Stored rows
__________

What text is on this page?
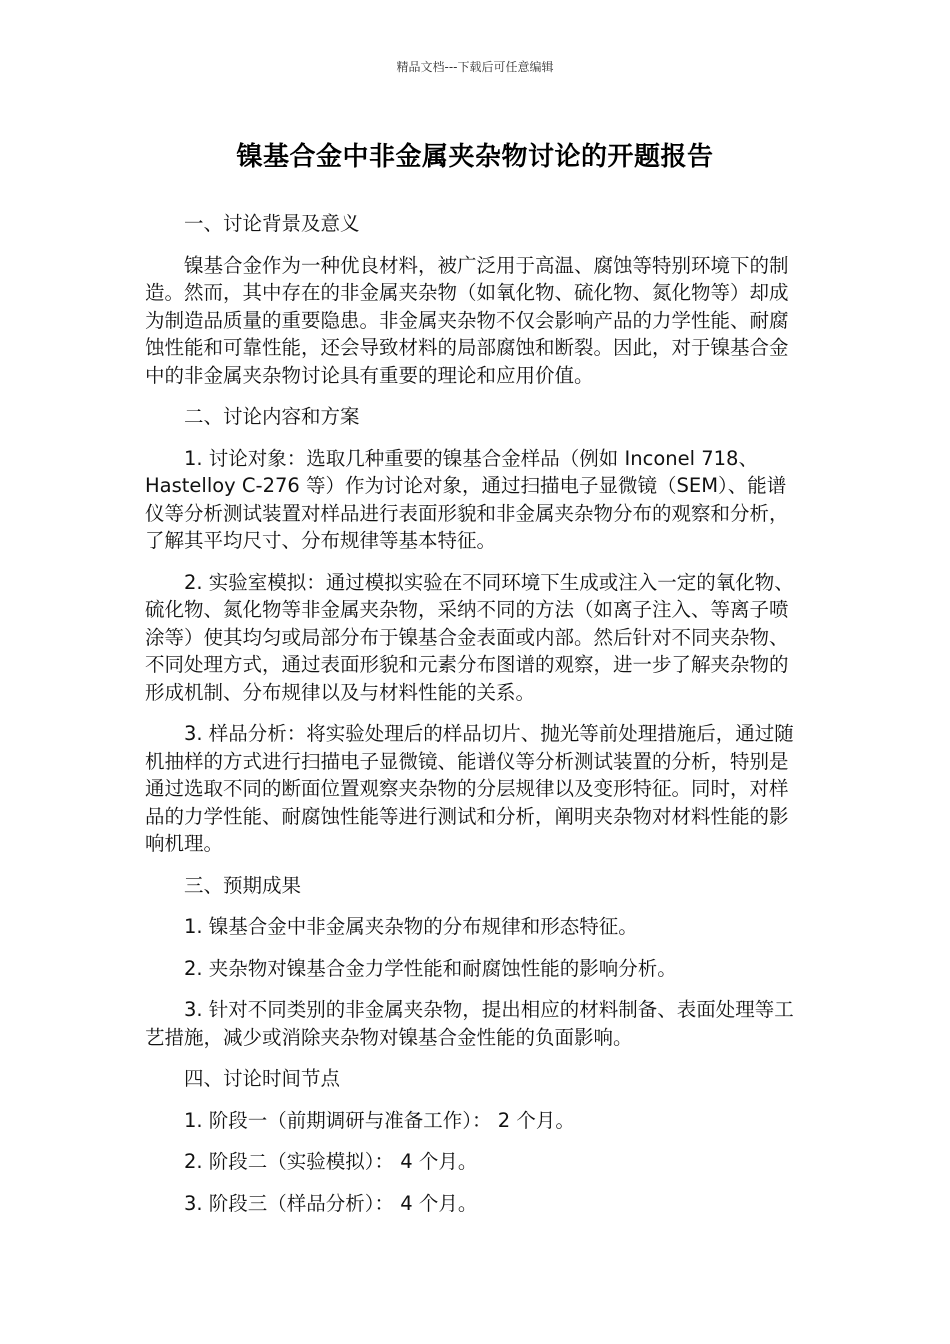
精品文档---下载后可任意编辑
镍基合金中非金属夹杂物讨论的开题报告

一、讨论背景及意义

镍基合金作为一种优良材料，被广泛用于高温、腐蚀等特别环境下的制造。然而，其中存在的非金属夹杂物（如氧化物、硫化物、氮化物等）却成为制造品质量的重要隐患。非金属夹杂物不仅会影响产品的力学性能、耐腐蚀性能和可靠性能，还会导致材料的局部腐蚀和断裂。因此，对于镍基合金中的非金属夹杂物讨论具有重要的理论和应用价值。

二、讨论内容和方案

1. 讨论对象：选取几种重要的镍基合金样品（例如 Inconel 718、Hastelloy C-276 等）作为讨论对象，通过扫描电子显微镜（SEM）、能谱仪等分析测试装置对样品进行表面形貌和非金属夹杂物分布的观察和分析，了解其平均尺寸、分布规律等基本特征。

2. 实验室模拟：通过模拟实验在不同环境下生成或注入一定的氧化物、硫化物、氮化物等非金属夹杂物，采纳不同的方法（如离子注入、等离子喷涂等）使其均匀或局部分布于镍基合金表面或内部。然后针对不同夹杂物、不同处理方式，通过表面形貌和元素分布图谱的观察，进一步了解夹杂物的形成机制、分布规律以及与材料性能的关系。

3. 样品分析：将实验处理后的样品切片、抛光等前处理措施后，通过随机抽样的方式进行扫描电子显微镜、能谱仪等分析测试装置的分析，特别是通过选取不同的断面位置观察夹杂物的分层规律以及变形特征。同时，对样品的力学性能、耐腐蚀性能等进行测试和分析，阐明夹杂物对材料性能的影响机理。

三、预期成果

1. 镍基合金中非金属夹杂物的分布规律和形态特征。

2. 夹杂物对镍基合金力学性能和耐腐蚀性能的影响分析。

3. 针对不同类别的非金属夹杂物，提出相应的材料制备、表面处理等工艺措施，减少或消除夹杂物对镍基合金性能的负面影响。

四、讨论时间节点

1. 阶段一（前期调研与准备工作）： 2 个月。

2. 阶段二（实验模拟）： 4 个月。

3. 阶段三（样品分析）： 4 个月。
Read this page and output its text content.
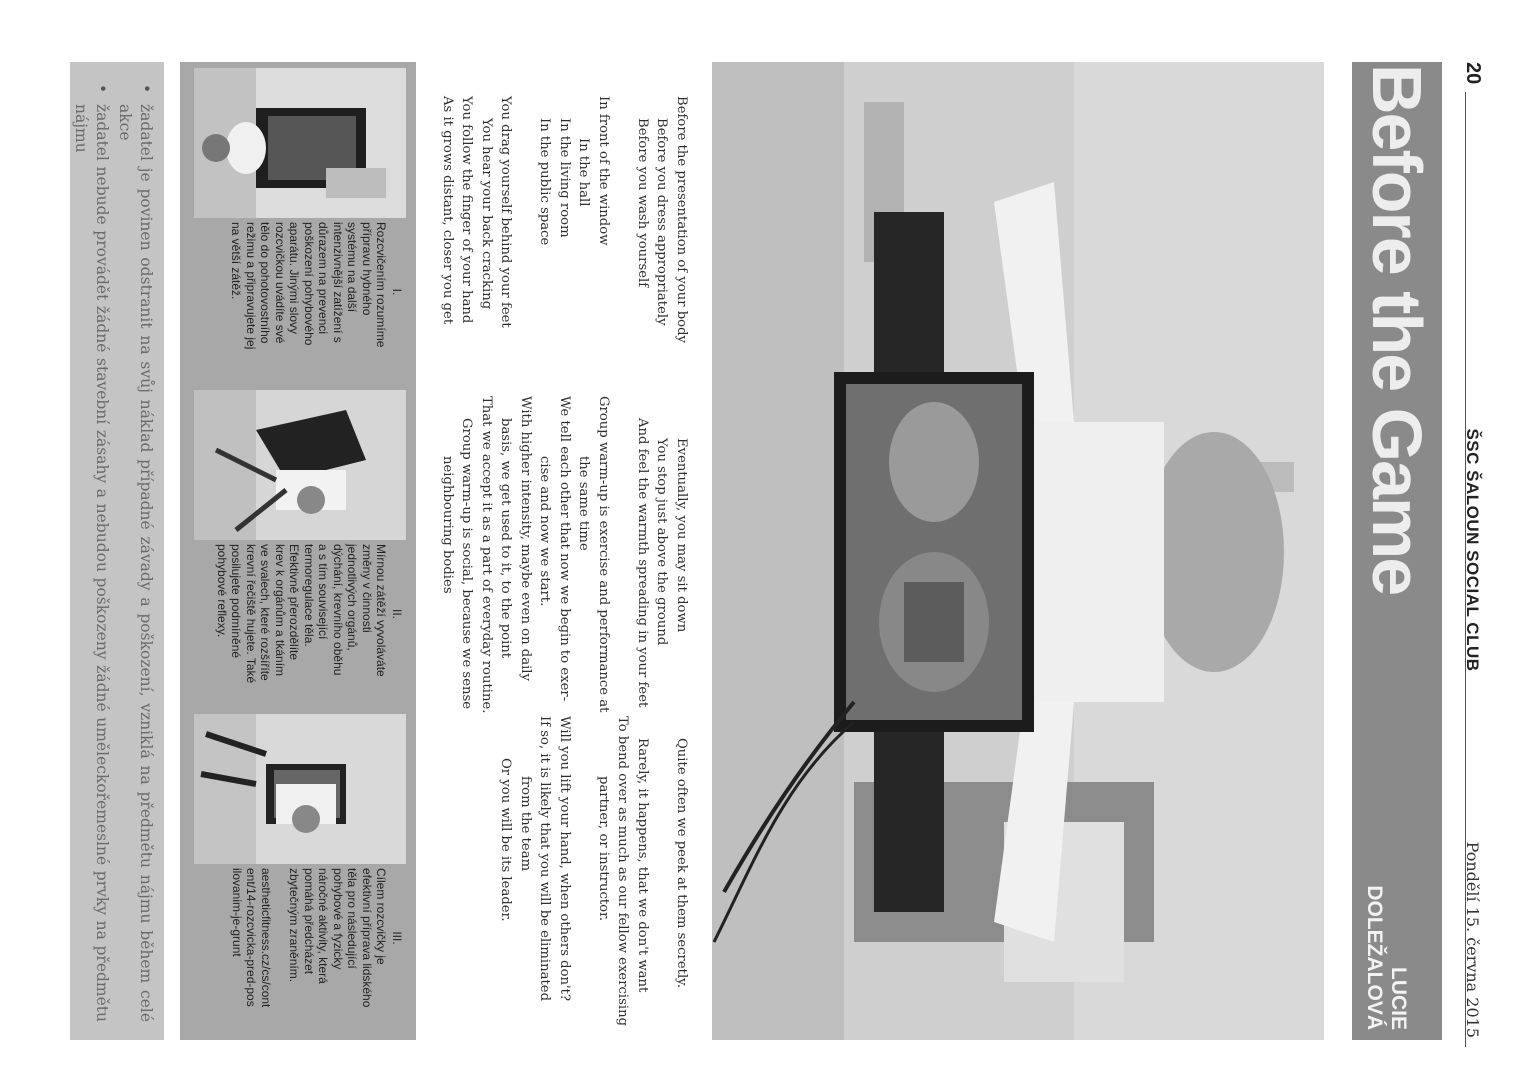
20
ŠSC ŠALOUN SOCIAL CLUB
Pondělí 15. června 2015
Before the Game
LUCIE DOLEŽALOVÁ
Before the presentation of your body
Before you dress appropriately
Before you wash yourself

In front of the window
In the hall
In the living room
In the public space

You drag yourself behind your feet
You hear your back cracking
You follow the finger of your hand
As it grows distant, closer you get
Eventually, you may sit down
You stop just above the ground
And feel the warmth spreading in your feet

Group warm-up is exercise and performance at
the same time
We tell each other that now we begin to exer-
cise and now we start.
With higher intensity, maybe even on daily
basis, we get used to it, to the point
That we accept it as a part of everyday routine.
Group warm-up is social, because we sense
neighbouring bodies
Quite often we peek at them secretly.

Rarely, it happens, that we don't want
To bend over as much as our fellow exercising
partner, or instructor.

Will you lift your hand, when others don't?
If so, it is likely that you will be eliminated
from the team
Or you will be its leader.
I.
Rozcvičením rozumíme přípravu hybného systému na další intenzivnější zatížení s důrazem na prevenci poškození pohybového aparátu. Jinými slovy rozcvičkou uvádíte své tělo do pohotovostního režimu a připravujete jej na větší zátěž.
II.
Mírnou zátěží vyvoláváte změny v činnosti jednotlivých orgánů, dýchání, krevního oběhu a s tím související termoregulace těla. Efektivně přerozdělíte krev k orgánům a tkáním ve svalech, které rozšíříte krevní řečiště hujete. Také posilujete podmíněné pohybové reflexy.
III.
Cílem rozcvičky je efektivní příprava lidského těla pro následující pohybové a fyzicky náročné aktivity, která pomáhá předcházet zbytečným zraněním.
aestheticfitness.cz/cs/content/14-rozcvicka-pred-posilovanim-je-grunt
• žadatel je povinen odstranit na svůj náklad případné závady a poškození, vzniklá na předmětu nájmu během celé akce
• žadatel nebude provádět žádné stavební zásahy a nebudou poškozeny žádné uměleckořemeslné prvky na předmětu nájmu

__________

What to produce
Reproduce the material word for word. Any pictures should be left out of the copy.

Exercise response
What text is on this page?
精品文档---下载后可任意编辑
镍基合金中非金属夹杂物讨论的开题报告

一、讨论背景及意义

镍基合金作为一种优良材料，被广泛用于高温、腐蚀等特别环境下的制造。然而，其中存在的非金属夹杂物（如氧化物、硫化物、氮化物等）却成为制造品质量的重要隐患。非金属夹杂物不仅会影响产品的力学性能、耐腐蚀性能和可靠性能，还会导致材料的局部腐蚀和断裂。因此，对于镍基合金中的非金属夹杂物讨论具有重要的理论和应用价值。

二、讨论内容和方案

1. 讨论对象：选取几种重要的镍基合金样品（例如 Inconel 718、Hastelloy C-276 等）作为讨论对象，通过扫描电子显微镜（SEM）、能谱仪等分析测试装置对样品进行表面形貌和非金属夹杂物分布的观察和分析，了解其平均尺寸、分布规律等基本特征。

2. 实验室模拟：通过模拟实验在不同环境下生成或注入一定的氧化物、硫化物、氮化物等非金属夹杂物，采纳不同的方法（如离子注入、等离子喷涂等）使其均匀或局部分布于镍基合金表面或内部。然后针对不同夹杂物、不同处理方式，通过表面形貌和元素分布图谱的观察，进一步了解夹杂物的形成机制、分布规律以及与材料性能的关系。

3. 样品分析：将实验处理后的样品切片、抛光等前处理措施后，通过随机抽样的方式进行扫描电子显微镜、能谱仪等分析测试装置的分析，特别是通过选取不同的断面位置观察夹杂物的分层规律以及变形特征。同时，对样品的力学性能、耐腐蚀性能等进行测试和分析，阐明夹杂物对材料性能的影响机理。

三、预期成果

1. 镍基合金中非金属夹杂物的分布规律和形态特征。

2. 夹杂物对镍基合金力学性能和耐腐蚀性能的影响分析。

3. 针对不同类别的非金属夹杂物，提出相应的材料制备、表面处理等工艺措施，减少或消除夹杂物对镍基合金性能的负面影响。

四、讨论时间节点

1. 阶段一（前期调研与准备工作）： 2 个月。

2. 阶段二（实验模拟）： 4 个月。

3. 阶段三（样品分析）： 4 个月。
Read this page and output its text content.
20
ŠSC ŠALOUN SOCIAL CLUB
Pondělí 15. června 2015
Before the Game
LUCIE DOLEŽALOVÁ
Before the presentation of your body
Before you dress appropriately
Before you wash yourself

In front of the window
In the hall
In the living room
In the public space

You drag yourself behind your feet
You hear your back cracking
You follow the finger of your hand
As it grows distant, closer you get
Eventually, you may sit down
You stop just above the ground
And feel the warmth spreading in your feet

Group warm-up is exercise and performance at
the same time
We tell each other that now we begin to exer-
cise and now we start.
With higher intensity, maybe even on daily
basis, we get used to it, to the point
That we accept it as a part of everyday routine.
Group warm-up is social, because we sense
neighbouring bodies
Quite often we peek at them secretly.

Rarely, it happens, that we don't want
To bend over as much as our fellow exercising
partner, or instructor.

Will you lift your hand, when others don't?
If so, it is likely that you will be eliminated
from the team
Or you will be its leader.
I.
Rozcvičením rozumíme přípravu hybného systému na další intenzivnější zatížení s důrazem na prevenci poškození pohybového aparátu. Jinými slovy rozcvičkou uvádíte své tělo do pohotovostního režimu a připravujete jej na větší zátěž.
II.
Mírnou zátěží vyvoláváte změny v činnosti jednotlivých orgánů, dýchání, krevního oběhu a s tím související termoregulace těla. Efektivně přerozdělíte krev k orgánům a tkáním ve svalech, které rozšíříte krevní řečiště hujete. Také posilujete podmíněné pohybové reflexy.
III.
Cílem rozcvičky je efektivní příprava lidského těla pro následující pohybové a fyzicky náročné aktivity, která pomáhá předcházet zbytečným zraněním.
aestheticfitness.cz/cs/content/14-rozcvicka-pred-posilovanim-je-grunt
• žadatel je povinen odstranit na svůj náklad případné závady a poškození, vzniklá na předmětu nájmu během celé akce
• žadatel nebude provádět žádné stavební zásahy a nebudou poškozeny žádné uměleckořemeslné prvky na předmětu nájmu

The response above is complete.